● **EXERCISE DIRECTIONS**
Extend the article on Titan's entry into lab-grown diamonds, picking up after its last sentence, and leave the records that follow it untouched.

【Mumbai, Indi】Why Was Titan So Slow to Enter the ‘Lab-Grown Diamond’ Market?

Editor’s Note

After years of cautious observation, Titan has made a decisive entry into the lab-grown diamond market with its new brand, beYon. This move marks a significant strategic shift for the company in a rapidly evolving industry.

Synopsis

Titan stayed away from lab-grown diamonds for years due to weak consumer demand, price pressure, and unclear economics. Despite repeatedly signalling caution, the company made a sudden entry with the launch of beYon in late 2025, marking a sharp shift from observation to action in an industry it had long kept at arm’s length.
On 26th December 2025, Titan announced that it would launch a new brand, “beYon – from the House of Titan,” with an exclusive retail store in Mumbai on 29th December. The new venture aims to cater to women seeking lifestyle adornments beyond Titan’s traditional portfolio of watches, perfumes, sarees, and handbags.
beYon will offer a curated collection of Lab-Grown Diamond (LGD) jewellery, marking the company’s first meaningful foray into this emerging segment. Titan plans to open a few more stores in Mumbai and Delhi in the near term, signaling a cautious but deliberate expansion into LGDs. This move is notable, as Titan is not the first Tata Group company to explore lab-grown diamonds, Trent had earlier entered the space through its brand Pome, but it is significant given Titan’s leadership in India’s jewellery market.
Titan’s decision to enter the lab-grown diamond segment comes after a prolonged period of staying out of the category, even as lab-grown diamonds steadily gained attention across the jewellery industry. While the segment attracted growing discussion and interest, Titan consistently maintained distance, citing concerns around demand, pricing, and the structure of the market.
The timing of the move, however, marks a clear break from that earlier stance. After years of hesitation, Titan has chosen to step into a segment it had long watched from the sidelines, setting the stage for questions around why now?

Early Observations: A Nascent and Uncertain Market

Even as early as Q2FY25, Titan’s management recognized the potential of lab-grown diamonds but was wary of overestimating demand. Analysis of the market revealed that consumer interest declined sharply beyond the Rs. 1 lakh price point, with most LGD products being sold in the Rs. 50,000 to Rs. 70,000 range. While some high-end consumers might explore larger stones in the Rs. 10-15 lakh range, these cases were limited and difficult to predict. Consequently, Titan saw that the market was largely constrained to sub Rs. 1 lakh buyers, which did not align with the company’s core strategies in the premium jewellery space.
The company also observed that early adopters of lab-grown diamonds tended to be affluent, established diamond buyers who already owned natural diamonds. These customers were comfortable experimenting with LGDs for solitaires and larger stones, but first-time buyers and new entrants in the diamond market largely preferred natural diamonds. For Titan, which has built its brand on trust, authenticity, and value retention, this posed a strategic challenge. Selling LGDs at the lower end of the market could not easily justify a broad launch, while targeting high-value buyers risked a niche offering that might not scale.

Spatial layout entries
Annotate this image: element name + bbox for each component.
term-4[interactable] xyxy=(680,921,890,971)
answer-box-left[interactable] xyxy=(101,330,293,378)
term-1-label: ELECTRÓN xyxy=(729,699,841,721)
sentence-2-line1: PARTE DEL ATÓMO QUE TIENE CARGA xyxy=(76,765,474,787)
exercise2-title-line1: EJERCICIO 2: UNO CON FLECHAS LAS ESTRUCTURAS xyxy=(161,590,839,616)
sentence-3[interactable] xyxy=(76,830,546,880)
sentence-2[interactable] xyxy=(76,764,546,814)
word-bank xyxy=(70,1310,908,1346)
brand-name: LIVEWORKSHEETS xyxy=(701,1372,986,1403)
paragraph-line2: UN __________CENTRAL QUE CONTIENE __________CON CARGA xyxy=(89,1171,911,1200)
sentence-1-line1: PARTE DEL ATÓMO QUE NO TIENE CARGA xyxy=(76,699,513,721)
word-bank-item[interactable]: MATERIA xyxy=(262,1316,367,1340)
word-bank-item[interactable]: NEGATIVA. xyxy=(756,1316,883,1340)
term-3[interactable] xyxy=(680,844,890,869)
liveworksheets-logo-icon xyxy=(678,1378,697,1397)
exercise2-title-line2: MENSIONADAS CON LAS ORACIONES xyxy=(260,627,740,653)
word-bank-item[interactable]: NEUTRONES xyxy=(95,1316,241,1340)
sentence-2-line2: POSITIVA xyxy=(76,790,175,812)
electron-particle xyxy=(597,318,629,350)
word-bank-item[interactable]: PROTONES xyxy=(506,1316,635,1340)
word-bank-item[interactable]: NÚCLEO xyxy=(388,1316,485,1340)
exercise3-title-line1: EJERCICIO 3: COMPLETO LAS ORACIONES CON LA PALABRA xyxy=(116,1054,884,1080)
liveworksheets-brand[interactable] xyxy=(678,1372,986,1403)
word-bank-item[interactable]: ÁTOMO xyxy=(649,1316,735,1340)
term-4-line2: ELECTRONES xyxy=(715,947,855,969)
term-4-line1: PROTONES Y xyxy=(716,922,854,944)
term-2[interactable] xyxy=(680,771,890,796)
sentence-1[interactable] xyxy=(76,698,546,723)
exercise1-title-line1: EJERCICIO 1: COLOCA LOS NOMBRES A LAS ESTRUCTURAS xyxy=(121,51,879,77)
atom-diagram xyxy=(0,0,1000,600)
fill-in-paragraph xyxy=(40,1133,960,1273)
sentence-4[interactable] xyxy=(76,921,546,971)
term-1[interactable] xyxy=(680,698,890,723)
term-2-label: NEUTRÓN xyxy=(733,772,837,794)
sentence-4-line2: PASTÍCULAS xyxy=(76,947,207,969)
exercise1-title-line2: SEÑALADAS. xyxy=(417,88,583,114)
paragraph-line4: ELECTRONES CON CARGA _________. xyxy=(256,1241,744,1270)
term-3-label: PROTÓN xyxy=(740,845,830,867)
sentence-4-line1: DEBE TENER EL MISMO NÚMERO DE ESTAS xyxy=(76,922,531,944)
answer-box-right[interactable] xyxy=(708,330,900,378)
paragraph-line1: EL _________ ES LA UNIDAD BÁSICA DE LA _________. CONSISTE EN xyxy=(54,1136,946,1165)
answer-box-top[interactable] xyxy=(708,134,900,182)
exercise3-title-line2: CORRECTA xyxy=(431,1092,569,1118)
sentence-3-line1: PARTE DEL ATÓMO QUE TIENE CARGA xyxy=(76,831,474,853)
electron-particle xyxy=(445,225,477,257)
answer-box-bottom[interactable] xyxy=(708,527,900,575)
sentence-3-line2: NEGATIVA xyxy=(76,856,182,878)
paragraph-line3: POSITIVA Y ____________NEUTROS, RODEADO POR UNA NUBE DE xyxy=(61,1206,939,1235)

● **ANSWER TO THE TASK**
Market Size and Commoditization Concerns

In Q1FY26, Titan management highlighted a critical reality check: despite the media hype and the presence of over 50 players and 100 plus stores in India, the LGD market represented less than two percent of the total diamond-studded jewellery market. While growth was expected over time, the current size remained limited. Management emphasized that retail prices for LGDs had been falling, with wholesale prices declining even faster. In India, retail rates hovered between Rs. 30,000 and Rs. 50,000 per carat, significantly lower than previous levels.

“This rapid price decline, combined with low differentiation among brands, posed a significant risk of commoditization.”

Without strong intellectual property or brand-led differentiation, Titan feared that LGDs could become a price-driven market where larger stones and more diamonds would dominate purely on cost advantage. The concern extended to unit economics at the store level, which could be under pressure as new entrants, often backed by private equity, opened additional stores aggressively. Titan was acutely aware that premature entry could jeopardize margins and brand perception, leading to an operational and financial scenario that may not align with the company’s long-term vision.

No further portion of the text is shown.